● **WHAT IS EXPECTED**: Print out every record exactly as it appears.

● **LISTED RECORDS**:
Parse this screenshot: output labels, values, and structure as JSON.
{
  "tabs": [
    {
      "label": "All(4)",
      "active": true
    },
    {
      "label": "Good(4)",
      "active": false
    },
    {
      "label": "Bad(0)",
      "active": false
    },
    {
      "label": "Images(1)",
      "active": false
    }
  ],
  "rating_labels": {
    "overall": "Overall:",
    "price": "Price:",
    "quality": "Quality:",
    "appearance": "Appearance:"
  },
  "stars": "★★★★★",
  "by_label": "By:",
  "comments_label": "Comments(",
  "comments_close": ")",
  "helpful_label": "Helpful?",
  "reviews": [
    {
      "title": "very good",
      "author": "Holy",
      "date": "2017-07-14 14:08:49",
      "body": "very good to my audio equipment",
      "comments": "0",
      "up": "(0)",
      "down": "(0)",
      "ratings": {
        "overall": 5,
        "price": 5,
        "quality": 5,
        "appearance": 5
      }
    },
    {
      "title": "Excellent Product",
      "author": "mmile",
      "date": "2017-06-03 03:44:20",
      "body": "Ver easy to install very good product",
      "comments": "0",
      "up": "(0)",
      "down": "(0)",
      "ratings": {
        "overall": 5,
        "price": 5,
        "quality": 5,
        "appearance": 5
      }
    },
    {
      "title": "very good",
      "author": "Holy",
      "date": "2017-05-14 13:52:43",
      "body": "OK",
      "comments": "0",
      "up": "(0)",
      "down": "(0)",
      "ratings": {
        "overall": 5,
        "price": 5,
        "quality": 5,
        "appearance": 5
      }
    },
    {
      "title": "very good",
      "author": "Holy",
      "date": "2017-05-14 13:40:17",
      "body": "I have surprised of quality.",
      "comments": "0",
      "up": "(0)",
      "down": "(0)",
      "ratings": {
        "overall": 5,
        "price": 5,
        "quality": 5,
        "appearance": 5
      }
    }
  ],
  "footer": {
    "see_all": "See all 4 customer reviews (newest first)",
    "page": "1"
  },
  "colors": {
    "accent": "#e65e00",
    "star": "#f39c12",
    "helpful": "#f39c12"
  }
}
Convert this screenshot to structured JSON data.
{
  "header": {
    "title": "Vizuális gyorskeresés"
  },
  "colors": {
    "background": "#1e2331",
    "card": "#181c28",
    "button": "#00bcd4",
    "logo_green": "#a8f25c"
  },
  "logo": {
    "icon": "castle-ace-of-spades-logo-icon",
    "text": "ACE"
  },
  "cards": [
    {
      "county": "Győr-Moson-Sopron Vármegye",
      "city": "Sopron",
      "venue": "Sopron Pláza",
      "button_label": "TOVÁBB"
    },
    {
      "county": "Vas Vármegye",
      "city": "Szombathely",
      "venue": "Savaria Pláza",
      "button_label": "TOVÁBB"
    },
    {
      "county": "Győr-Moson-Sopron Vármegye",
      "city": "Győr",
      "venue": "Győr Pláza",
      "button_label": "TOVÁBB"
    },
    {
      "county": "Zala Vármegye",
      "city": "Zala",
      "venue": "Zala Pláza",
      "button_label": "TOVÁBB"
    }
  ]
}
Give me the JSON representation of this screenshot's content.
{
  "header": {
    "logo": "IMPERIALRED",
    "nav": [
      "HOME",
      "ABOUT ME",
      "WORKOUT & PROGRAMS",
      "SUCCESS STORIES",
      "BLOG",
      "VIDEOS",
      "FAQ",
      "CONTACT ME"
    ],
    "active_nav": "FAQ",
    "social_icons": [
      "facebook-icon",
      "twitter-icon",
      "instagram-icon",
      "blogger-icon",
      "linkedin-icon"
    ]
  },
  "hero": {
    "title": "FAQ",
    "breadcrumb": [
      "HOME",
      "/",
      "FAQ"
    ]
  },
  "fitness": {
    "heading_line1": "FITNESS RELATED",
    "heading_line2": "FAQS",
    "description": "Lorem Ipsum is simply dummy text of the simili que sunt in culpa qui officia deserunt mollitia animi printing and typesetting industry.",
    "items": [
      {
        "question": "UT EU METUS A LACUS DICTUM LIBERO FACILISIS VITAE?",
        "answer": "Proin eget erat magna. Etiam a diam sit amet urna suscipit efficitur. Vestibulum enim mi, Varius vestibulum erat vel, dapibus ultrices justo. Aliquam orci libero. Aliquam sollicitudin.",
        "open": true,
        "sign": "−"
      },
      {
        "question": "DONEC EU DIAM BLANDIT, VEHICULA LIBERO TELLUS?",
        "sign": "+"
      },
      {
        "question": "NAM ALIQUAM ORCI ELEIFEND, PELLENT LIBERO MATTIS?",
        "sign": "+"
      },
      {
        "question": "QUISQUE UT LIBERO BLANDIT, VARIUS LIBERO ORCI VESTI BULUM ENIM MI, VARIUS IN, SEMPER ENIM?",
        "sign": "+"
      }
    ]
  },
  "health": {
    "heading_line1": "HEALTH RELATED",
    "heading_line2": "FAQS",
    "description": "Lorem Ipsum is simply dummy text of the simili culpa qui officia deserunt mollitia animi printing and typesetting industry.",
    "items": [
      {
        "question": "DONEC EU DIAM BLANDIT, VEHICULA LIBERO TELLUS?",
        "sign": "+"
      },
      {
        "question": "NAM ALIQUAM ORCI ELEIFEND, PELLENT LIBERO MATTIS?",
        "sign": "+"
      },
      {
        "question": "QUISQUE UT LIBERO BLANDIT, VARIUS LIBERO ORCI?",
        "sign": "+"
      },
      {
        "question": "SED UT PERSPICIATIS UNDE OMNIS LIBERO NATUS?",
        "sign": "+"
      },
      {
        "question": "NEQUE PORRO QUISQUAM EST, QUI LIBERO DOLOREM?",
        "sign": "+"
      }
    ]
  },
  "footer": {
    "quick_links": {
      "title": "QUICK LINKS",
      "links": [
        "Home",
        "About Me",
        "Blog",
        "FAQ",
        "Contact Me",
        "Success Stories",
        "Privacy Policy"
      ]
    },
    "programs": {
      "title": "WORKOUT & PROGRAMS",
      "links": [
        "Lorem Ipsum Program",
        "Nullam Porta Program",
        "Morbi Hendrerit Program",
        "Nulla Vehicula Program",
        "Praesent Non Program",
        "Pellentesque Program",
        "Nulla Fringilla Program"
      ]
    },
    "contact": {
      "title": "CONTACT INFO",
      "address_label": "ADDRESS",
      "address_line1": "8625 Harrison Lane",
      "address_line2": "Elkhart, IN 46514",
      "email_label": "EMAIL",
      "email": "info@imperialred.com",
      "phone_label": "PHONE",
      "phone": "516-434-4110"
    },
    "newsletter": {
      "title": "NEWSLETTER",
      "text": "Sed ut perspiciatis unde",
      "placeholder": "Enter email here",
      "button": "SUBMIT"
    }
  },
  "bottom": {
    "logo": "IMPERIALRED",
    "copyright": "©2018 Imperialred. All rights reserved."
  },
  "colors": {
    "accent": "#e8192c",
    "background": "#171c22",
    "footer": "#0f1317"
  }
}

● **EXERCISE SOLUTION**:
Parse this screenshot: output labels, values, and structure as JSON.
{
  "tabs": [
    {
      "label": "All(4)",
      "active": true
    },
    {
      "label": "Good(4)",
      "active": false
    },
    {
      "label": "Bad(0)",
      "active": false
    },
    {
      "label": "Images(1)",
      "active": false
    }
  ],
  "rating_labels": {
    "overall": "Overall:",
    "price": "Price:",
    "quality": "Quality:",
    "appearance": "Appearance:"
  },
  "stars": "★★★★★",
  "by_label": "By:",
  "comments_label": "Comments(",
  "comments_close": ")",
  "helpful_label": "Helpful?",
  "reviews": [
    {
      "title": "very good",
      "author": "Holy",
      "date": "2017-07-14 14:08:49",
      "body": "very good to my audio equipment",
      "comments": "0",
      "up": "(0)",
      "down": "(0)",
      "ratings": {
        "overall": 5,
        "price": 5,
        "quality": 5,
        "appearance": 5
      }
    },
    {
      "title": "Excellent Product",
      "author": "mmile",
      "date": "2017-06-03 03:44:20",
      "body": "Ver easy to install very good product",
      "comments": "0",
      "up": "(0)",
      "down": "(0)",
      "ratings": {
        "overall": 5,
        "price": 5,
        "quality": 5,
        "appearance": 5
      }
    },
    {
      "title": "very good",
      "author": "Holy",
      "date": "2017-05-14 13:52:43",
      "body": "OK",
      "comments": "0",
      "up": "(0)",
      "down": "(0)",
      "ratings": {
        "overall": 5,
        "price": 5,
        "quality": 5,
        "appearance": 5
      }
    },
    {
      "title": "very good",
      "author": "Holy",
      "date": "2017-05-14 13:40:17",
      "body": "I have surprised of quality.",
      "comments": "0",
      "up": "(0)",
      "down": "(0)",
      "ratings": {
        "overall": 5,
        "price": 5,
        "quality": 5,
        "appearance": 5
      }
    }
  ],
  "footer": {
    "see_all": "See all 4 customer reviews (newest first)",
    "page": "1"
  },
  "colors": {
    "accent": "#e65e00",
    "star": "#f39c12",
    "helpful": "#f39c12"
  }
}
Convert this screenshot to structured JSON data.
{
  "header": {
    "title": "Vizuális gyorskeresés"
  },
  "colors": {
    "background": "#1e2331",
    "card": "#181c28",
    "button": "#00bcd4",
    "logo_green": "#a8f25c"
  },
  "logo": {
    "icon": "castle-ace-of-spades-logo-icon",
    "text": "ACE"
  },
  "cards": [
    {
      "county": "Győr-Moson-Sopron Vármegye",
      "city": "Sopron",
      "venue": "Sopron Pláza",
      "button_label": "TOVÁBB"
    },
    {
      "county": "Vas Vármegye",
      "city": "Szombathely",
      "venue": "Savaria Pláza",
      "button_label": "TOVÁBB"
    },
    {
      "county": "Győr-Moson-Sopron Vármegye",
      "city": "Győr",
      "venue": "Győr Pláza",
      "button_label": "TOVÁBB"
    },
    {
      "county": "Zala Vármegye",
      "city": "Zala",
      "venue": "Zala Pláza",
      "button_label": "TOVÁBB"
    }
  ]
}
Give me the JSON representation of this screenshot's content.
{
  "header": {
    "logo": "IMPERIALRED",
    "nav": [
      "HOME",
      "ABOUT ME",
      "WORKOUT & PROGRAMS",
      "SUCCESS STORIES",
      "BLOG",
      "VIDEOS",
      "FAQ",
      "CONTACT ME"
    ],
    "active_nav": "FAQ",
    "social_icons": [
      "facebook-icon",
      "twitter-icon",
      "instagram-icon",
      "blogger-icon",
      "linkedin-icon"
    ]
  },
  "hero": {
    "title": "FAQ",
    "breadcrumb": [
      "HOME",
      "/",
      "FAQ"
    ]
  },
  "fitness": {
    "heading_line1": "FITNESS RELATED",
    "heading_line2": "FAQS",
    "description": "Lorem Ipsum is simply dummy text of the simili que sunt in culpa qui officia deserunt mollitia animi printing and typesetting industry.",
    "items": [
      {
        "question": "UT EU METUS A LACUS DICTUM LIBERO FACILISIS VITAE?",
        "answer": "Proin eget erat magna. Etiam a diam sit amet urna suscipit efficitur. Vestibulum enim mi, Varius vestibulum erat vel, dapibus ultrices justo. Aliquam orci libero. Aliquam sollicitudin.",
        "open": true,
        "sign": "−"
      },
      {
        "question": "DONEC EU DIAM BLANDIT, VEHICULA LIBERO TELLUS?",
        "sign": "+"
      },
      {
        "question": "NAM ALIQUAM ORCI ELEIFEND, PELLENT LIBERO MATTIS?",
        "sign": "+"
      },
      {
        "question": "QUISQUE UT LIBERO BLANDIT, VARIUS LIBERO ORCI VESTI BULUM ENIM MI, VARIUS IN, SEMPER ENIM?",
        "sign": "+"
      }
    ]
  },
  "health": {
    "heading_line1": "HEALTH RELATED",
    "heading_line2": "FAQS",
    "description": "Lorem Ipsum is simply dummy text of the simili culpa qui officia deserunt mollitia animi printing and typesetting industry.",
    "items": [
      {
        "question": "DONEC EU DIAM BLANDIT, VEHICULA LIBERO TELLUS?",
        "sign": "+"
      },
      {
        "question": "NAM ALIQUAM ORCI ELEIFEND, PELLENT LIBERO MATTIS?",
        "sign": "+"
      },
      {
        "question": "QUISQUE UT LIBERO BLANDIT, VARIUS LIBERO ORCI?",
        "sign": "+"
      },
      {
        "question": "SED UT PERSPICIATIS UNDE OMNIS LIBERO NATUS?",
        "sign": "+"
      },
      {
        "question": "NEQUE PORRO QUISQUAM EST, QUI LIBERO DOLOREM?",
        "sign": "+"
      }
    ]
  },
  "footer": {
    "quick_links": {
      "title": "QUICK LINKS",
      "links": [
        "Home",
        "About Me",
        "Blog",
        "FAQ",
        "Contact Me",
        "Success Stories",
        "Privacy Policy"
      ]
    },
    "programs": {
      "title": "WORKOUT & PROGRAMS",
      "links": [
        "Lorem Ipsum Program",
        "Nullam Porta Program",
        "Morbi Hendrerit Program",
        "Nulla Vehicula Program",
        "Praesent Non Program",
        "Pellentesque Program",
        "Nulla Fringilla Program"
      ]
    },
    "contact": {
      "title": "CONTACT INFO",
      "address_label": "ADDRESS",
      "address_line1": "8625 Harrison Lane",
      "address_line2": "Elkhart, IN 46514",
      "email_label": "EMAIL",
      "email": "info@imperialred.com",
      "phone_label": "PHONE",
      "phone": "516-434-4110"
    },
    "newsletter": {
      "title": "NEWSLETTER",
      "text": "Sed ut perspiciatis unde",
      "placeholder": "Enter email here",
      "button": "SUBMIT"
    }
  },
  "bottom": {
    "logo": "IMPERIALRED",
    "copyright": "©2018 Imperialred. All rights reserved."
  },
  "colors": {
    "accent": "#e8192c",
    "background": "#171c22",
    "footer": "#0f1317"
  }
}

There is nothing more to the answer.